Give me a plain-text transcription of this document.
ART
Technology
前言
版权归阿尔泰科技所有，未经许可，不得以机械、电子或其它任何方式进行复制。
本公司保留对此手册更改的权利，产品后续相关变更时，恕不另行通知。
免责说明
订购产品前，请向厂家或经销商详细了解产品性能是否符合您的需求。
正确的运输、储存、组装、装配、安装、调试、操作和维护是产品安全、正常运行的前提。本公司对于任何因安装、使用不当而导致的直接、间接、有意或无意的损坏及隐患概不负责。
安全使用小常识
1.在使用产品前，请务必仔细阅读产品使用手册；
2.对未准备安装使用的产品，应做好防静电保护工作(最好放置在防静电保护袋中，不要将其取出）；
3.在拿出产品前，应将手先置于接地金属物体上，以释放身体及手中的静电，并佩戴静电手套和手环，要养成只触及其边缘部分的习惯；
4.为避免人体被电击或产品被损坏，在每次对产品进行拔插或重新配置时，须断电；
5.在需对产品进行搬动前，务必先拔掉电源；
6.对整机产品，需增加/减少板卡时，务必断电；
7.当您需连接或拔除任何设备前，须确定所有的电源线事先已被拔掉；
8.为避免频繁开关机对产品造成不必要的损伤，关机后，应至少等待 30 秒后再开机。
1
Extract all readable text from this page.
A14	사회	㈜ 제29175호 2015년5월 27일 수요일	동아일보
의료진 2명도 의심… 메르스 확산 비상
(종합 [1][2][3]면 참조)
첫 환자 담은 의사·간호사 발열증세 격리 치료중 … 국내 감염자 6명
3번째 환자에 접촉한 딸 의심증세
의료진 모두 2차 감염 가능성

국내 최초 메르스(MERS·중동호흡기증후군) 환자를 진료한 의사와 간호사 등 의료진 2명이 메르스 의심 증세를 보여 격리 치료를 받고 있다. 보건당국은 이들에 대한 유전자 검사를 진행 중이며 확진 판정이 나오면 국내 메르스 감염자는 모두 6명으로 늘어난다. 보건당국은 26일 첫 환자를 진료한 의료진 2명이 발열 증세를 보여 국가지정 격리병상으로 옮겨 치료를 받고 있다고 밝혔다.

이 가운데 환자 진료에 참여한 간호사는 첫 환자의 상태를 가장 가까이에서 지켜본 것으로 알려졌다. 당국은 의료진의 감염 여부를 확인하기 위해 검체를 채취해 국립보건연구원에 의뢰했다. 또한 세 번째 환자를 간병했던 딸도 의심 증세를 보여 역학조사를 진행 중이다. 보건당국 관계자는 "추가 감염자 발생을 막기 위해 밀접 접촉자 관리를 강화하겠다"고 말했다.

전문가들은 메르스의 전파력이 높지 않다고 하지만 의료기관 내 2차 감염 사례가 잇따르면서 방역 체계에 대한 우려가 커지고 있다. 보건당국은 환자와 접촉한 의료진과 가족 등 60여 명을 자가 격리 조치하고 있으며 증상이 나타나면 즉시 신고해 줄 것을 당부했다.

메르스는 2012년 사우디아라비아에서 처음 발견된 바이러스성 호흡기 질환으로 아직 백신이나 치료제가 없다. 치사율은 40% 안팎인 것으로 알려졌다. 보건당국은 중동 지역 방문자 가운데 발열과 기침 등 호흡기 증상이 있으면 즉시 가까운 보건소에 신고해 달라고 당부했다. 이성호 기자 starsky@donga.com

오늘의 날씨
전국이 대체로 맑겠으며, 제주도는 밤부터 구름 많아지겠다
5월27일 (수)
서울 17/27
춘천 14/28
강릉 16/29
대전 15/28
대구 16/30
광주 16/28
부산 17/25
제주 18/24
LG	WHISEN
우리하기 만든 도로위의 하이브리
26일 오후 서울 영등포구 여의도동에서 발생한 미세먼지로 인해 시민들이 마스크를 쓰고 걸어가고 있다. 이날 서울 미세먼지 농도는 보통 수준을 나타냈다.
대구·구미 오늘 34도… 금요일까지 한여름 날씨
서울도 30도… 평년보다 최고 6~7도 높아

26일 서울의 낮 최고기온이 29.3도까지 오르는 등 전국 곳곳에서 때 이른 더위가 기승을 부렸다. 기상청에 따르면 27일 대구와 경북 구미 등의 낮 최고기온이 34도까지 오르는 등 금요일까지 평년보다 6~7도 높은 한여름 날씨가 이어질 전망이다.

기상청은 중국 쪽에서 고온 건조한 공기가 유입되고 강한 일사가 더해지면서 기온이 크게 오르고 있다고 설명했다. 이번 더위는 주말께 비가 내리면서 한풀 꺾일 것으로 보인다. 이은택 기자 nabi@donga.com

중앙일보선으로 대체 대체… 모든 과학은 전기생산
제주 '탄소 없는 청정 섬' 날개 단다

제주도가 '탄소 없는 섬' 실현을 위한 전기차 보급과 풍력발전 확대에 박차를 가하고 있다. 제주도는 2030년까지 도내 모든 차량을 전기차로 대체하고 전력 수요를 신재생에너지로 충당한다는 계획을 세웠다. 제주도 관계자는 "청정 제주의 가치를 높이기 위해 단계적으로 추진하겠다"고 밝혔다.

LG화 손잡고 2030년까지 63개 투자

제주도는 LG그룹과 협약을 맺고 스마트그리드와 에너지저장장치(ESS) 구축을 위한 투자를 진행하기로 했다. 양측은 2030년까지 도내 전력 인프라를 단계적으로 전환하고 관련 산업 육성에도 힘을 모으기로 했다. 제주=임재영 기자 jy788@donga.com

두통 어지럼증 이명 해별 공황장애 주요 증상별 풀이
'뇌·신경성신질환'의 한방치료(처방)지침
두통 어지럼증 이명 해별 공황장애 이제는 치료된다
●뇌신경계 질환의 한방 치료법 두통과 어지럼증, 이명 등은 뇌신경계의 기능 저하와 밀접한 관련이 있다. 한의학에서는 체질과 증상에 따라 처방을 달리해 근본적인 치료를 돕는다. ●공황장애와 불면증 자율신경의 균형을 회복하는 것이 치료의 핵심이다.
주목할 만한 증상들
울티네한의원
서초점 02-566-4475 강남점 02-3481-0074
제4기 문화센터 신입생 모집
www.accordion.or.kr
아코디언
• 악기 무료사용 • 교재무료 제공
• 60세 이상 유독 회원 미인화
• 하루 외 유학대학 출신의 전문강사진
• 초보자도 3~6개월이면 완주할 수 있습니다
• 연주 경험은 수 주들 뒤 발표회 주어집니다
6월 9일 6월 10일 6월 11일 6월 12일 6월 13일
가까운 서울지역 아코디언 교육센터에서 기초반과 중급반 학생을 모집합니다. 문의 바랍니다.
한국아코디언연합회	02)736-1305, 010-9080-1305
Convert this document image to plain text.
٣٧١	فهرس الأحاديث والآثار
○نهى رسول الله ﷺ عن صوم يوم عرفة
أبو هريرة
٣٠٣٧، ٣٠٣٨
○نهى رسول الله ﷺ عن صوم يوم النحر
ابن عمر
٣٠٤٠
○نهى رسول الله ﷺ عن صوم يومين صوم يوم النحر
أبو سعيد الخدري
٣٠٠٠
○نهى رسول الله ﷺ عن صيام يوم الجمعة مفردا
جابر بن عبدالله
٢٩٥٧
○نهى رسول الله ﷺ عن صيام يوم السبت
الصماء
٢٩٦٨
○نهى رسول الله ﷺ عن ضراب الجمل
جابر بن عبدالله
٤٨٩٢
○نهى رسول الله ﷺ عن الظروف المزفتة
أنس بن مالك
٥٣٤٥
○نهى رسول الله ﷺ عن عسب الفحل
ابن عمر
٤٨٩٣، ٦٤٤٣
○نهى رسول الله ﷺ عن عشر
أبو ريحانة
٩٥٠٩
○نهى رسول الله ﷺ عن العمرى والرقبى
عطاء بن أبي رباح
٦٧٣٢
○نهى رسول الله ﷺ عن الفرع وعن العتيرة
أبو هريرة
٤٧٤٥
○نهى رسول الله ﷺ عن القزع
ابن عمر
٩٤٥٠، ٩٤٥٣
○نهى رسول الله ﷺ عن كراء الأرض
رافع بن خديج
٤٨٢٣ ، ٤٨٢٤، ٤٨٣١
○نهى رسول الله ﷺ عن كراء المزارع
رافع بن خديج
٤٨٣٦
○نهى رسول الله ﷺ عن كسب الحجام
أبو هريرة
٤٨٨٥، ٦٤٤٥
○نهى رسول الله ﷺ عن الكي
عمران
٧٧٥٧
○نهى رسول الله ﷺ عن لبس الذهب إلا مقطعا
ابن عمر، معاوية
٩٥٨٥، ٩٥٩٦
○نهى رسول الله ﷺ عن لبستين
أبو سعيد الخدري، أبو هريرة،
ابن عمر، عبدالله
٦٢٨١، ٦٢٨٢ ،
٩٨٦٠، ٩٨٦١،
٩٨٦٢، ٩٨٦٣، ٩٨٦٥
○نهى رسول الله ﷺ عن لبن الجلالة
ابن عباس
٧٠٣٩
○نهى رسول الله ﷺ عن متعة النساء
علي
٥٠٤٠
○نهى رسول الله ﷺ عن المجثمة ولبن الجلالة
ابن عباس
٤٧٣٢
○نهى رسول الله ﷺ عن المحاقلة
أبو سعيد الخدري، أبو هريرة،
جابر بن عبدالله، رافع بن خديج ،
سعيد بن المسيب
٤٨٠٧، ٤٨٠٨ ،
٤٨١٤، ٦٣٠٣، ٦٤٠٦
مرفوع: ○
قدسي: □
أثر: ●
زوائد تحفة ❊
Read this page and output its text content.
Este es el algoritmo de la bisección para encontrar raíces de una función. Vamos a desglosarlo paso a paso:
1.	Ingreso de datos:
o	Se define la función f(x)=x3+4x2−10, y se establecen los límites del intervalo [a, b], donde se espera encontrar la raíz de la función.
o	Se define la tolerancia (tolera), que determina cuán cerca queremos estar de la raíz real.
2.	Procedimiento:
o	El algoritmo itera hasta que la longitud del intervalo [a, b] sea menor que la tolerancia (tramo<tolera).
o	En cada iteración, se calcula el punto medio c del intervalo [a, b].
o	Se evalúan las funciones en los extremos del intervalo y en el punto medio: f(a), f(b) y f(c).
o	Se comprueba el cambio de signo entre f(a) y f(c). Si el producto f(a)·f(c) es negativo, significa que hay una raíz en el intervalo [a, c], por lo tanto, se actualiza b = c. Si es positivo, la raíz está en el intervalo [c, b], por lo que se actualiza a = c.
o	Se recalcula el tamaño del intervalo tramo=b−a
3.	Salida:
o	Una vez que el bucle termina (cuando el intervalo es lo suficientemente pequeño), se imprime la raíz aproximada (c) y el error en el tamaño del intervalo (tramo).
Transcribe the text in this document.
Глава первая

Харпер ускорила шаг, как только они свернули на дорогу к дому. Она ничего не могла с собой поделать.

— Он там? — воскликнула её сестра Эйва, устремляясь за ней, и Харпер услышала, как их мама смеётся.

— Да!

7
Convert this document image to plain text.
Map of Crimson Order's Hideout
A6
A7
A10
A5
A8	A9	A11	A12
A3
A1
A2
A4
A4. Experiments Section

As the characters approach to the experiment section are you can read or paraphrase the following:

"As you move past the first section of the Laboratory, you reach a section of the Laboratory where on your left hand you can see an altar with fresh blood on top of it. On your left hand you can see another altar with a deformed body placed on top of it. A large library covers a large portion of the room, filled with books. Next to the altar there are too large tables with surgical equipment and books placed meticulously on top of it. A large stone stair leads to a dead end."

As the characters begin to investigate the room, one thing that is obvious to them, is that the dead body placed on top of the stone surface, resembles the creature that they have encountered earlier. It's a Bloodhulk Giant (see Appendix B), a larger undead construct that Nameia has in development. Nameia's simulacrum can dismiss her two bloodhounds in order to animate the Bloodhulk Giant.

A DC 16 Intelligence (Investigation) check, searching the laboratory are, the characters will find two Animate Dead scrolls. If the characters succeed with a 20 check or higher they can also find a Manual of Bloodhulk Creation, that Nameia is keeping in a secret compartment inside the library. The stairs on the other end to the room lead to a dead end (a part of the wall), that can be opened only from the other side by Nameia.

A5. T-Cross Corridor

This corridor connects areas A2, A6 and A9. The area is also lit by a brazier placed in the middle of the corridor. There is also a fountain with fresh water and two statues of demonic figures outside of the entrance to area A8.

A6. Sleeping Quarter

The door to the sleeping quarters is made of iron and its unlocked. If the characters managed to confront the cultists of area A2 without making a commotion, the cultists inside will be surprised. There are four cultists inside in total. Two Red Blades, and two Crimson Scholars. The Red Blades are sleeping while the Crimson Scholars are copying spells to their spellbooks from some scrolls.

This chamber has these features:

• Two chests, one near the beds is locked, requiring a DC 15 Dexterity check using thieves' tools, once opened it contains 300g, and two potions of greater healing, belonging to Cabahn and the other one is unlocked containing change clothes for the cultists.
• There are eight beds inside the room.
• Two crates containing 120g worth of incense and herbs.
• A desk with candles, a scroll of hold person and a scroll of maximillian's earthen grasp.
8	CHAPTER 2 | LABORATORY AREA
☆ ☆ ☆
* [Directions] In the listing above, locate each line with "tramo" and copy it.

* [Solved exercise]
o	El algoritmo itera hasta que la longitud del intervalo [a, b] sea menor que la tolerancia (tramo<tolera).
o	Se recalcula el tamaño del intervalo tramo=b−a
o	Una vez que el bucle termina (cuando el intervalo es lo suficientemente pequeño), se imprime la raíz aproximada (c) y el error en el tamaño del intervalo (tramo).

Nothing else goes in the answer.